# Problem description
Reproduce unchanged the lines of the listing below, starting at the line containing "Give bounding boxes" and ending at the line containing "chevron-down-icon: ▼ [953, 384, 960, 400]", with both of those lines included.

# Source records

........

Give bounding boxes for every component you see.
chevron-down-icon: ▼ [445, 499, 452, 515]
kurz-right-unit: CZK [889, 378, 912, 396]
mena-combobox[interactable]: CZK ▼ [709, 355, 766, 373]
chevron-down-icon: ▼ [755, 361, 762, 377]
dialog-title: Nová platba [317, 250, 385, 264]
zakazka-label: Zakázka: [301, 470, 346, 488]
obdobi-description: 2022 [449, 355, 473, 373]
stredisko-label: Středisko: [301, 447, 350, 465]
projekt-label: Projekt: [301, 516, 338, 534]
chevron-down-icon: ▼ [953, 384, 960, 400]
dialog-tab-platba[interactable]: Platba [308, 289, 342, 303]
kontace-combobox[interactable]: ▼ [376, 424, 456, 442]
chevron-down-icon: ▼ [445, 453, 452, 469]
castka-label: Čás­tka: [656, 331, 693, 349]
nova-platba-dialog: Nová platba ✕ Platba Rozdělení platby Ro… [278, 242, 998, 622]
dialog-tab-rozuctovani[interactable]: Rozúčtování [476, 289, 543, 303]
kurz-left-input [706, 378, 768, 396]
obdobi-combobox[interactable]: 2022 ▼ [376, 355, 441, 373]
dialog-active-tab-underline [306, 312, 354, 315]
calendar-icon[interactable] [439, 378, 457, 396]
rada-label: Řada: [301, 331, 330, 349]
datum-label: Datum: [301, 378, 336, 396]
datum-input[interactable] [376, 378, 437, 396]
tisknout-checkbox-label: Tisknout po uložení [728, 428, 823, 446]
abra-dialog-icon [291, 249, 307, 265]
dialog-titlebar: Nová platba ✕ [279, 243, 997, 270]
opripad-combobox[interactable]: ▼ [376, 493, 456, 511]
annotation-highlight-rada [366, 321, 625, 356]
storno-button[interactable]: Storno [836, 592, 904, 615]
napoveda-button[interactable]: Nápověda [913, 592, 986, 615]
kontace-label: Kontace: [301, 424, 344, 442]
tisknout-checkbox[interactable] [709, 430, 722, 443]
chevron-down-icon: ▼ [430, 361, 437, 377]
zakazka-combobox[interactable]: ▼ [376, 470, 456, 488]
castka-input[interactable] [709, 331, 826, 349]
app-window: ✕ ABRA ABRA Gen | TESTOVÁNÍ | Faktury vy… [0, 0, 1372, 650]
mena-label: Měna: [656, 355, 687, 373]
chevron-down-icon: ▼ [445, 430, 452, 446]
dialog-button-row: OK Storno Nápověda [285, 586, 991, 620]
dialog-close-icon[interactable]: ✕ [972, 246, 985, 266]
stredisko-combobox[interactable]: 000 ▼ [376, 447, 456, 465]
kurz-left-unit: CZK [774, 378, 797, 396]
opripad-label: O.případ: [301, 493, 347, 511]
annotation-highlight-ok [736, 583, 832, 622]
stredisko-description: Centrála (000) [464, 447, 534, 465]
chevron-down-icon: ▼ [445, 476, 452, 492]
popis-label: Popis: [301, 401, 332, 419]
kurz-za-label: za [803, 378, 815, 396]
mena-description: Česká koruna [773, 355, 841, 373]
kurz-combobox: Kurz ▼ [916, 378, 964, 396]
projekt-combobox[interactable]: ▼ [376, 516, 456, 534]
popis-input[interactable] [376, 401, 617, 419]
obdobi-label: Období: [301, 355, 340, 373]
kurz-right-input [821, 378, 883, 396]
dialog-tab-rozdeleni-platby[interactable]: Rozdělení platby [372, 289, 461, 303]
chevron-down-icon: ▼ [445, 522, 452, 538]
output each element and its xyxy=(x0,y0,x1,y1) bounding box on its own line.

........

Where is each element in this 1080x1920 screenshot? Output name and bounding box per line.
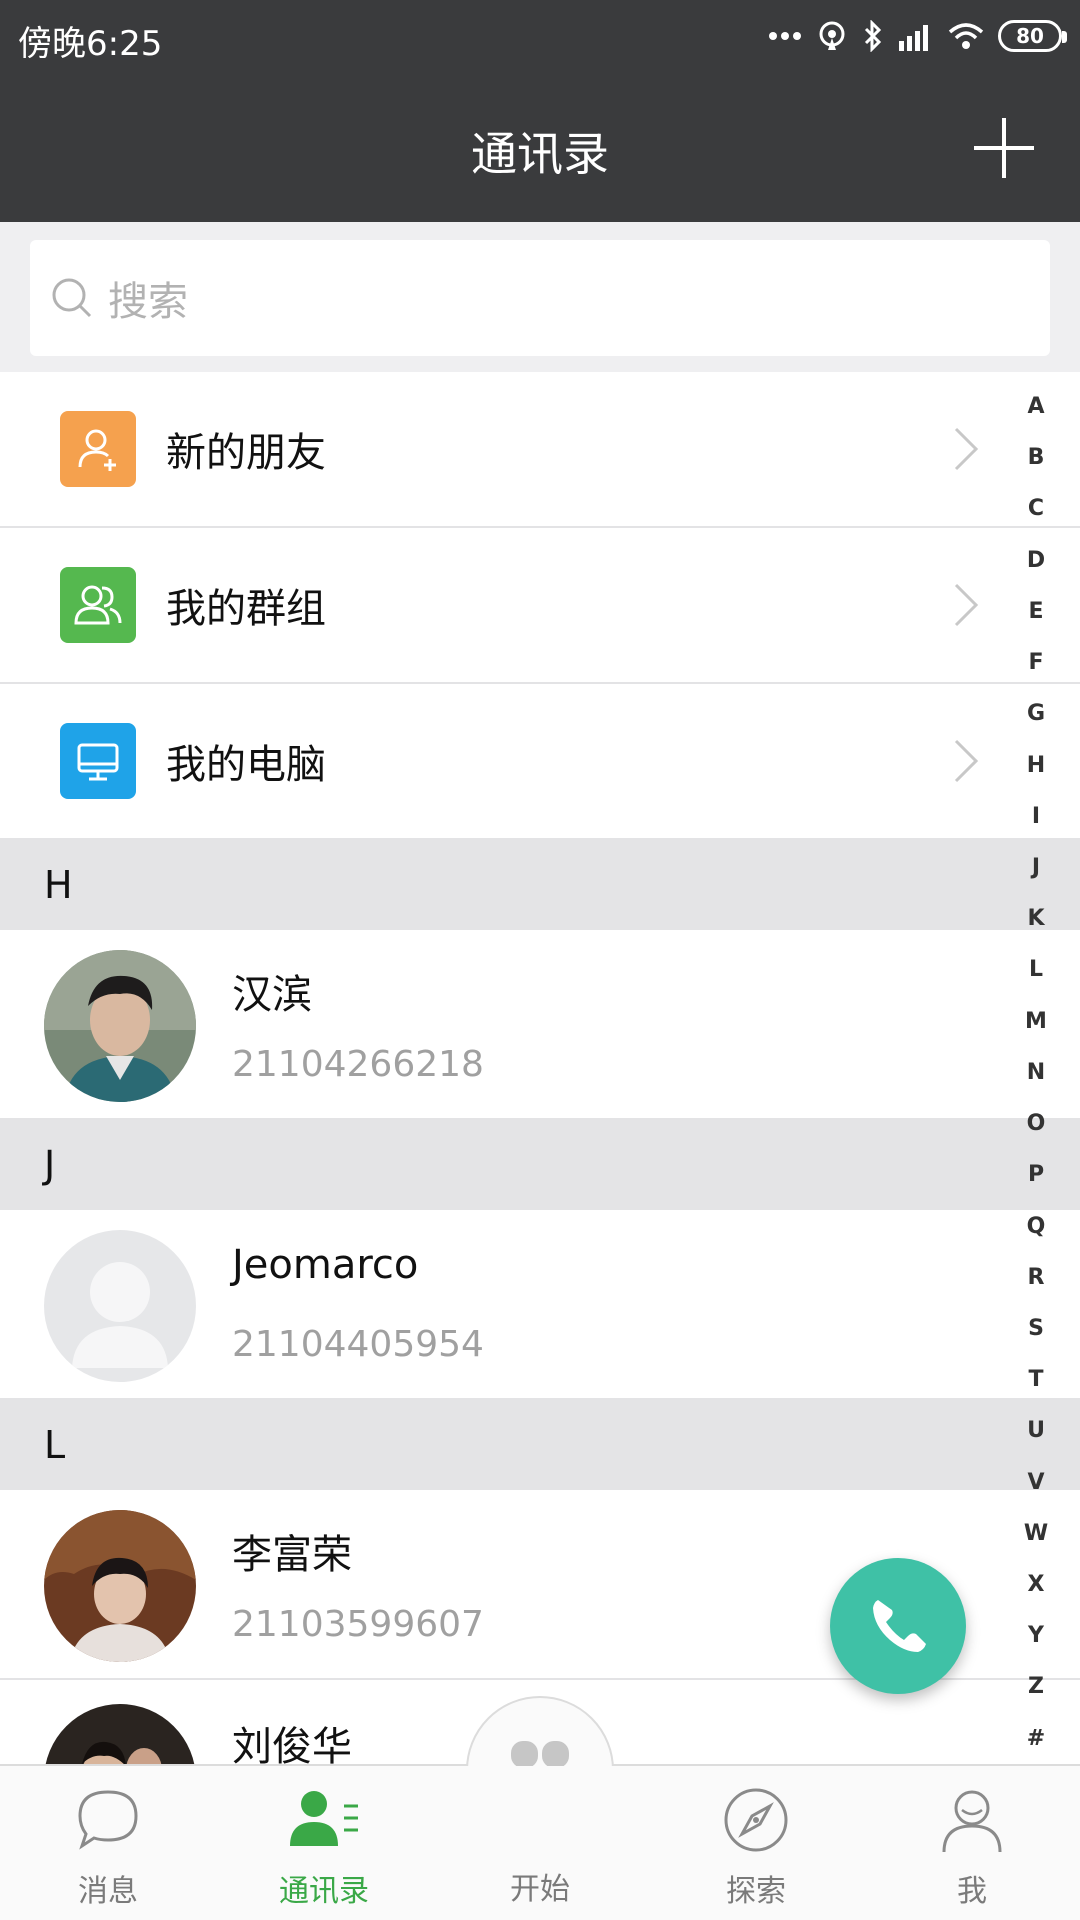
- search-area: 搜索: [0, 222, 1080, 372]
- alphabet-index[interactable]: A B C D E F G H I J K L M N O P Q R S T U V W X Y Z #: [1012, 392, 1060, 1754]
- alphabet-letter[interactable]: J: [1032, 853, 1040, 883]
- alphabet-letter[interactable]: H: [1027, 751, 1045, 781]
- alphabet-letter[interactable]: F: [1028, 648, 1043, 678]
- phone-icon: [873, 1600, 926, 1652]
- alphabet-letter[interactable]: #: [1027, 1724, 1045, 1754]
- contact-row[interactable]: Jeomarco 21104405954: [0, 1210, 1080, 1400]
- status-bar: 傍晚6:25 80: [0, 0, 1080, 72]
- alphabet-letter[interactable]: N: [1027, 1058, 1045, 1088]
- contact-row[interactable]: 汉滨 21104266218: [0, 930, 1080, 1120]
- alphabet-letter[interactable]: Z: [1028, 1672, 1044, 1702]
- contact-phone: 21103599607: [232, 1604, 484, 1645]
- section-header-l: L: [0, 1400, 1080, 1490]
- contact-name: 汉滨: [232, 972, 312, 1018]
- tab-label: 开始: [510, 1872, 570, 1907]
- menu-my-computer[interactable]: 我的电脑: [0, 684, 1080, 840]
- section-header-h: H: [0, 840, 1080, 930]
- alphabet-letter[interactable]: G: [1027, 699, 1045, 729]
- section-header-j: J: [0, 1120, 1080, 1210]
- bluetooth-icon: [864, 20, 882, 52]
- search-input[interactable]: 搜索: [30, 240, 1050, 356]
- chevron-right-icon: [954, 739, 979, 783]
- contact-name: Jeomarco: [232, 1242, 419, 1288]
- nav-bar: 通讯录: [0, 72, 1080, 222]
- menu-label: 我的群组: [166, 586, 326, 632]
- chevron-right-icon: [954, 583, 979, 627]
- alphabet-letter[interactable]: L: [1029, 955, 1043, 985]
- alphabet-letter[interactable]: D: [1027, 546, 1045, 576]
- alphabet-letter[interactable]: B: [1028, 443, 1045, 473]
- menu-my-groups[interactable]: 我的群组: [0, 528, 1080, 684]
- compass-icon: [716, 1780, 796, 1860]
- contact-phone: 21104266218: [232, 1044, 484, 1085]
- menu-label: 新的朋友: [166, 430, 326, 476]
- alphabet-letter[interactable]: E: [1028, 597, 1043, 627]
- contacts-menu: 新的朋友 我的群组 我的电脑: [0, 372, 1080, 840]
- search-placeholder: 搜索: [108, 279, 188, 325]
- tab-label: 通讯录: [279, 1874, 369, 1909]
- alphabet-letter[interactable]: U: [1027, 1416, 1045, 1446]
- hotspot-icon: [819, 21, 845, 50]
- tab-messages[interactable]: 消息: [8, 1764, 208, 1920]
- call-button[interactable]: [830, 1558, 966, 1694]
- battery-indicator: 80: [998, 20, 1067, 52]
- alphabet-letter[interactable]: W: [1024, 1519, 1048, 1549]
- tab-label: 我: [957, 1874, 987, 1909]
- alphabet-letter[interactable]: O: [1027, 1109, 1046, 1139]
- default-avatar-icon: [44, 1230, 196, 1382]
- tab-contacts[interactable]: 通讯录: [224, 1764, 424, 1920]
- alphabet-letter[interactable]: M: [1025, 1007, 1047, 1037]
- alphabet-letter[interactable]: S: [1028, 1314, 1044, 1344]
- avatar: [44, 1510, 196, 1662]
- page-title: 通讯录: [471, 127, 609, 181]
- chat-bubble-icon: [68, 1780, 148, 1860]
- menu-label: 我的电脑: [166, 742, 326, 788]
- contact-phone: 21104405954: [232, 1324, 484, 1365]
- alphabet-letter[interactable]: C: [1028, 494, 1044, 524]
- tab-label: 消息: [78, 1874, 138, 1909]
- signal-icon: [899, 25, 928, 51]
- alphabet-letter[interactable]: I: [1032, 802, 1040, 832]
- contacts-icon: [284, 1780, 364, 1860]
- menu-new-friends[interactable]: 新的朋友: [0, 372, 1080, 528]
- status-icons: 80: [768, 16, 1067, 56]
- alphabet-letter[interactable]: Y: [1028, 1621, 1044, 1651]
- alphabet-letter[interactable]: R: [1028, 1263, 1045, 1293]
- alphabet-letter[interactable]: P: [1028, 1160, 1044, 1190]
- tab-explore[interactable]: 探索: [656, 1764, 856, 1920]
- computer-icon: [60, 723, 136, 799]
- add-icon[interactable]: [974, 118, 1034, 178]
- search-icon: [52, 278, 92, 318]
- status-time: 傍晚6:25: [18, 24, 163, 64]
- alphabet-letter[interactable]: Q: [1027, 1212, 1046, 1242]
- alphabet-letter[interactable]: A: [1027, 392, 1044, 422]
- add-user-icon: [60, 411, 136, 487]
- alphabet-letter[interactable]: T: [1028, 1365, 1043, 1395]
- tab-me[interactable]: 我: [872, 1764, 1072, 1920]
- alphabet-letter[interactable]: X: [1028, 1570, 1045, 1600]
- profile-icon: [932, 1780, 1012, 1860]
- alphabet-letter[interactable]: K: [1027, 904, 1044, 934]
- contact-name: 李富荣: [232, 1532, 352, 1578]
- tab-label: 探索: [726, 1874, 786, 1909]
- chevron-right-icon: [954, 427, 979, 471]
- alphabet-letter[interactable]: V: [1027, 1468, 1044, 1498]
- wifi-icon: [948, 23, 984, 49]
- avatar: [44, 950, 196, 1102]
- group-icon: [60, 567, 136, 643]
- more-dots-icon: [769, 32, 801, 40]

........

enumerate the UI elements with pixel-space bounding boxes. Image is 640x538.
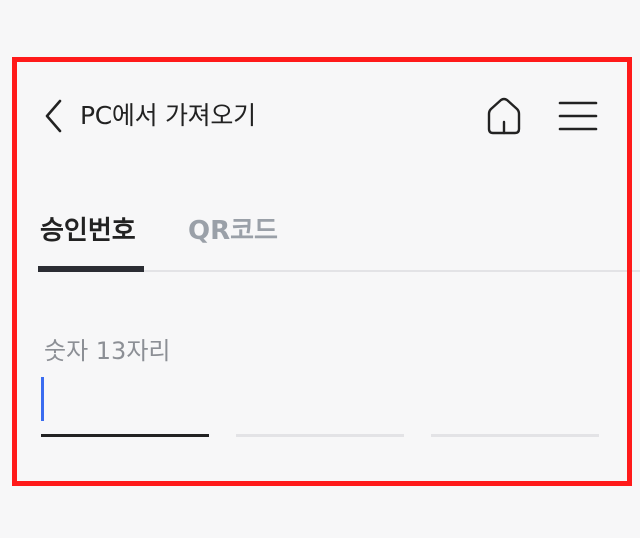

........

# Full solution
Give bounding boxes for every component you see.
chevron-down-icon: ▼ [445, 499, 452, 515]
kurz-right-unit: CZK [889, 378, 912, 396]
mena-combobox[interactable]: CZK ▼ [709, 355, 766, 373]
chevron-down-icon: ▼ [755, 361, 762, 377]
dialog-title: Nová platba [317, 250, 385, 264]
zakazka-label: Zakázka: [301, 470, 346, 488]
obdobi-description: 2022 [449, 355, 473, 373]
stredisko-label: Středisko: [301, 447, 350, 465]
projekt-label: Projekt: [301, 516, 338, 534]
chevron-down-icon: ▼ [953, 384, 960, 400]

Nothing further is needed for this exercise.